__TASK INPUT__:
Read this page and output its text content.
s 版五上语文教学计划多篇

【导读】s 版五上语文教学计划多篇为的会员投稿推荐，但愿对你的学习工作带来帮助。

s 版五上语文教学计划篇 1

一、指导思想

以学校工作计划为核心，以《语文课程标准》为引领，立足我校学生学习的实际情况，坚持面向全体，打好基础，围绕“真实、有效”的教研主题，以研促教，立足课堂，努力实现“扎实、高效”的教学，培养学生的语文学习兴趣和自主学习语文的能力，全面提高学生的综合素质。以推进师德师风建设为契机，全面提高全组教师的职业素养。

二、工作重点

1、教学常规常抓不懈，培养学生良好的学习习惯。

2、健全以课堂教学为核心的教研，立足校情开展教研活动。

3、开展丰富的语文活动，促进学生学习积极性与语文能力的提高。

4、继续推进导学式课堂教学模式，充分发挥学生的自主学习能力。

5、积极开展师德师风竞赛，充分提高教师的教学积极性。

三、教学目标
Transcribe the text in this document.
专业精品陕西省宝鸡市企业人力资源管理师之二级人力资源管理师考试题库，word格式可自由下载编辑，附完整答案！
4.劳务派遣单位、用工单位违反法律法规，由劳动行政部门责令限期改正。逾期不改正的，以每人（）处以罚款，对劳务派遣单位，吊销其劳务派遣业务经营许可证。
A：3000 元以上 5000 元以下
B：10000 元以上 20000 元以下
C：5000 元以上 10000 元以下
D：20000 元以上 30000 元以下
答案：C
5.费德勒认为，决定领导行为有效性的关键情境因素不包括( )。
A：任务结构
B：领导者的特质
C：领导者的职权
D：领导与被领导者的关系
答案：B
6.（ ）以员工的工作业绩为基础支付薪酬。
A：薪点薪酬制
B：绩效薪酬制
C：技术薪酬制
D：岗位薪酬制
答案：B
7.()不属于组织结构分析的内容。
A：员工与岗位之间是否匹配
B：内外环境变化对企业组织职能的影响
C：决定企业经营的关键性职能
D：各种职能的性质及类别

__WORK INSTRUCTIONS__:
Copy out each record, keeping every word as it is.

__TASK RESULT__:
Read this page and output its text content.
s 版五上语文教学计划多篇

【导读】s 版五上语文教学计划多篇为的会员投稿推荐，但愿对你的学习工作带来帮助。

s 版五上语文教学计划篇 1

一、指导思想

以学校工作计划为核心，以《语文课程标准》为引领，立足我校学生学习的实际情况，坚持面向全体，打好基础，围绕“真实、有效”的教研主题，以研促教，立足课堂，努力实现“扎实、高效”的教学，培养学生的语文学习兴趣和自主学习语文的能力，全面提高学生的综合素质。以推进师德师风建设为契机，全面提高全组教师的职业素养。

二、工作重点

1、教学常规常抓不懈，培养学生良好的学习习惯。

2、健全以课堂教学为核心的教研，立足校情开展教研活动。

3、开展丰富的语文活动，促进学生学习积极性与语文能力的提高。

4、继续推进导学式课堂教学模式，充分发挥学生的自主学习能力。

5、积极开展师德师风竞赛，充分提高教师的教学积极性。

三、教学目标
Transcribe the text in this document.
专业精品陕西省宝鸡市企业人力资源管理师之二级人力资源管理师考试题库，word格式可自由下载编辑，附完整答案！
4.劳务派遣单位、用工单位违反法律法规，由劳动行政部门责令限期改正。逾期不改正的，以每人（）处以罚款，对劳务派遣单位，吊销其劳务派遣业务经营许可证。
A：3000 元以上 5000 元以下
B：10000 元以上 20000 元以下
C：5000 元以上 10000 元以下
D：20000 元以上 30000 元以下
答案：C
5.费德勒认为，决定领导行为有效性的关键情境因素不包括( )。
A：任务结构
B：领导者的特质
C：领导者的职权
D：领导与被领导者的关系
答案：B
6.（ ）以员工的工作业绩为基础支付薪酬。
A：薪点薪酬制
B：绩效薪酬制
C：技术薪酬制
D：岗位薪酬制
答案：B
7.()不属于组织结构分析的内容。
A：员工与岗位之间是否匹配
B：内外环境变化对企业组织职能的影响
C：决定企业经营的关键性职能
D：各种职能的性质及类别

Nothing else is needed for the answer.